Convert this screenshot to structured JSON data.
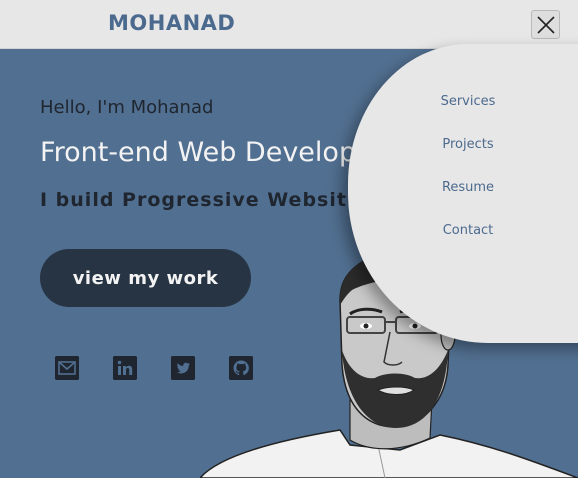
{
  "header": {
    "logo": "MOHANAD",
    "close_icon": "close-icon"
  },
  "hero": {
    "greeting": "Hello, I'm Mohanad",
    "role": "Front-end Web Developer",
    "tagline": "I build Progressive Websites",
    "cta_label": "view my work"
  },
  "social": [
    {
      "name": "email",
      "icon": "envelope-icon"
    },
    {
      "name": "linkedin",
      "icon": "linkedin-icon"
    },
    {
      "name": "twitter",
      "icon": "twitter-icon"
    },
    {
      "name": "github",
      "icon": "github-icon"
    }
  ],
  "menu": {
    "items": [
      {
        "label": "Services"
      },
      {
        "label": "Projects"
      },
      {
        "label": "Resume"
      },
      {
        "label": "Contact"
      }
    ]
  },
  "colors": {
    "background": "#516f90",
    "topbar": "#e8e7e8",
    "accent": "#4b6a8d",
    "button": "#273444",
    "dark_text": "#1f2630"
  }
}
* * * * * * *
Exercise instructions
Your copy should hold every record word for word and none of the pictures.

Task solution
Convert this screenshot to structured JSON data.
{
  "header": {
    "logo": "MOHANAD",
    "close_icon": "close-icon"
  },
  "hero": {
    "greeting": "Hello, I'm Mohanad",
    "role": "Front-end Web Developer",
    "tagline": "I build Progressive Websites",
    "cta_label": "view my work"
  },
  "social": [
    {
      "name": "email",
      "icon": "envelope-icon"
    },
    {
      "name": "linkedin",
      "icon": "linkedin-icon"
    },
    {
      "name": "twitter",
      "icon": "twitter-icon"
    },
    {
      "name": "github",
      "icon": "github-icon"
    }
  ],
  "menu": {
    "items": [
      {
        "label": "Services"
      },
      {
        "label": "Projects"
      },
      {
        "label": "Resume"
      },
      {
        "label": "Contact"
      }
    ]
  },
  "colors": {
    "background": "#516f90",
    "topbar": "#e8e7e8",
    "accent": "#4b6a8d",
    "button": "#273444",
    "dark_text": "#1f2630"
  }
}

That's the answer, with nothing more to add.